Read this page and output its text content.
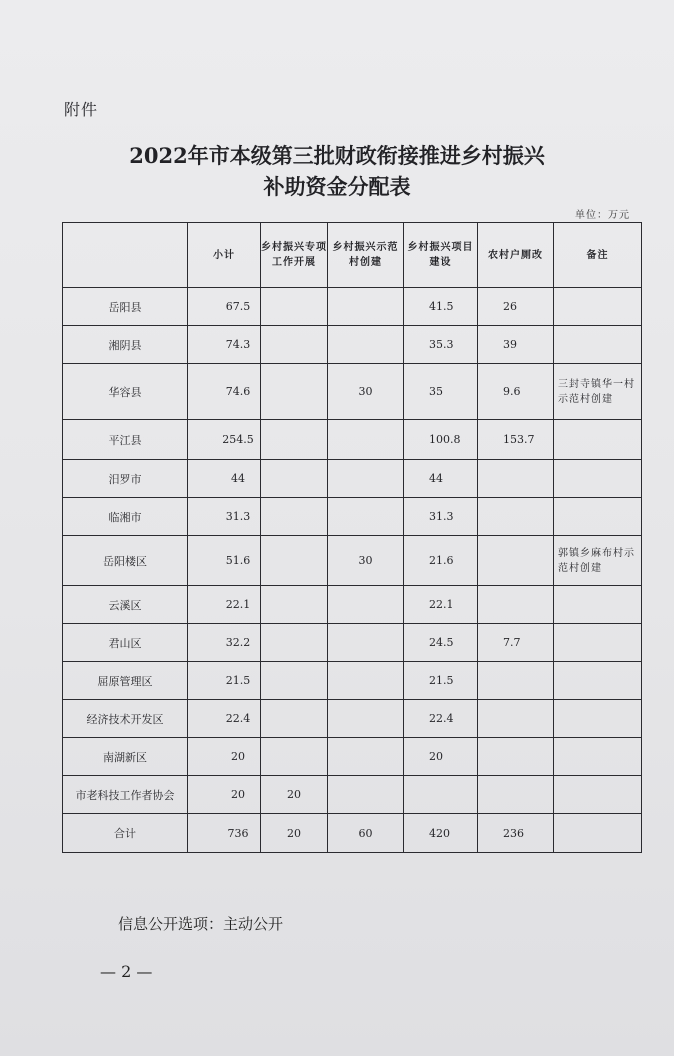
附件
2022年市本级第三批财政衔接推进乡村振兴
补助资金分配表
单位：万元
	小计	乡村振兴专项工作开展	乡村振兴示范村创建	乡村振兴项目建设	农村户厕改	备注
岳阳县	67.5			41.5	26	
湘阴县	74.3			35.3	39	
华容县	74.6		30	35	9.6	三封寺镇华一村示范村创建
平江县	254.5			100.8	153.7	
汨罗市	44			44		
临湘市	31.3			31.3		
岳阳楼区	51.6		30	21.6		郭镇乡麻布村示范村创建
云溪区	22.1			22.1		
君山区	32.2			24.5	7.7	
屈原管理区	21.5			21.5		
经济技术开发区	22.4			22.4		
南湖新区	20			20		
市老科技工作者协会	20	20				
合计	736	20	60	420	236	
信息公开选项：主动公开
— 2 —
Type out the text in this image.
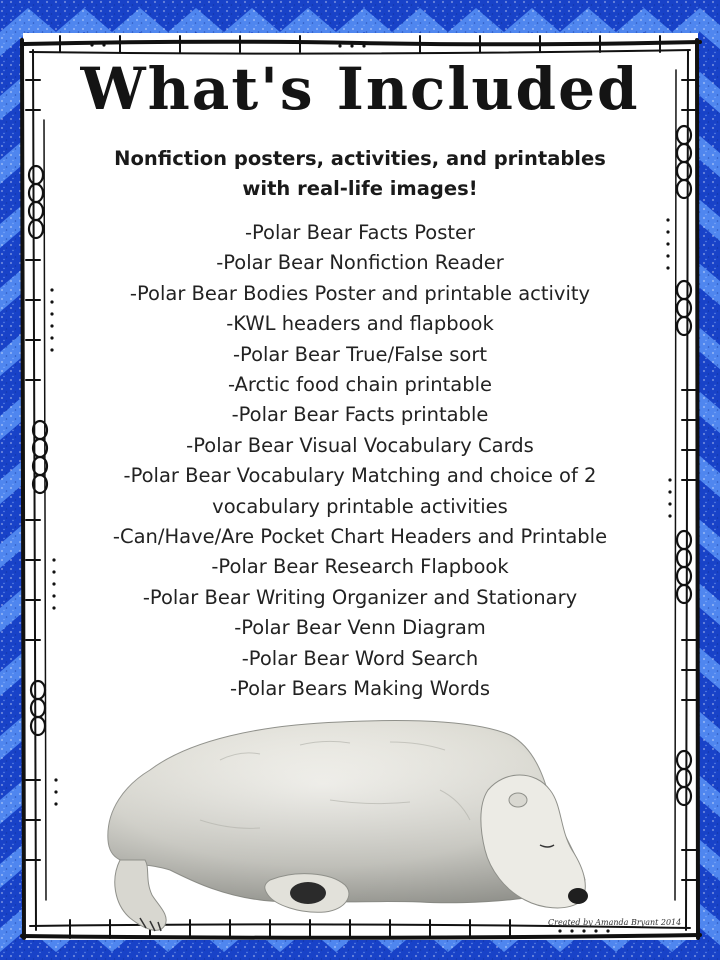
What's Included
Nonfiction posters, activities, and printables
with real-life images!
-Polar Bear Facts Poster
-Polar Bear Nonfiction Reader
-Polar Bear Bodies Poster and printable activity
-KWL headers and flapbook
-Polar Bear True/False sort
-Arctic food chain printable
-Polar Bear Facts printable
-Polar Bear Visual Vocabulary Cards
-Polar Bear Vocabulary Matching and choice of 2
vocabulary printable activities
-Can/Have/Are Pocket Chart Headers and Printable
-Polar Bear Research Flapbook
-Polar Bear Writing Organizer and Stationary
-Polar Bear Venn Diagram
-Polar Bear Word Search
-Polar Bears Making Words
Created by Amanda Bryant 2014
======
Write out the whole listing again, exactly, with no pictures.

• **FULL ANSWER**:
Read this page and output its text content.
附件
2022年市本级第三批财政衔接推进乡村振兴
补助资金分配表
单位：万元
	小计	乡村振兴专项工作开展	乡村振兴示范村创建	乡村振兴项目建设	农村户厕改	备注
岳阳县	67.5			41.5	26	
湘阴县	74.3			35.3	39	
华容县	74.6		30	35	9.6	三封寺镇华一村示范村创建
平江县	254.5			100.8	153.7	
汨罗市	44			44		
临湘市	31.3			31.3		
岳阳楼区	51.6		30	21.6		郭镇乡麻布村示范村创建
云溪区	22.1			22.1		
君山区	32.2			24.5	7.7	
屈原管理区	21.5			21.5		
经济技术开发区	22.4			22.4		
南湖新区	20			20		
市老科技工作者协会	20	20				
合计	736	20	60	420	236	
信息公开选项：主动公开
— 2 —
Type out the text in this image.
What's Included
Nonfiction posters, activities, and printables
with real-life images!
-Polar Bear Facts Poster
-Polar Bear Nonfiction Reader
-Polar Bear Bodies Poster and printable activity
-KWL headers and flapbook
-Polar Bear True/False sort
-Arctic food chain printable
-Polar Bear Facts printable
-Polar Bear Visual Vocabulary Cards
-Polar Bear Vocabulary Matching and choice of 2
vocabulary printable activities
-Can/Have/Are Pocket Chart Headers and Printable
-Polar Bear Research Flapbook
-Polar Bear Writing Organizer and Stationary
-Polar Bear Venn Diagram
-Polar Bear Word Search
-Polar Bears Making Words
Created by Amanda Bryant 2014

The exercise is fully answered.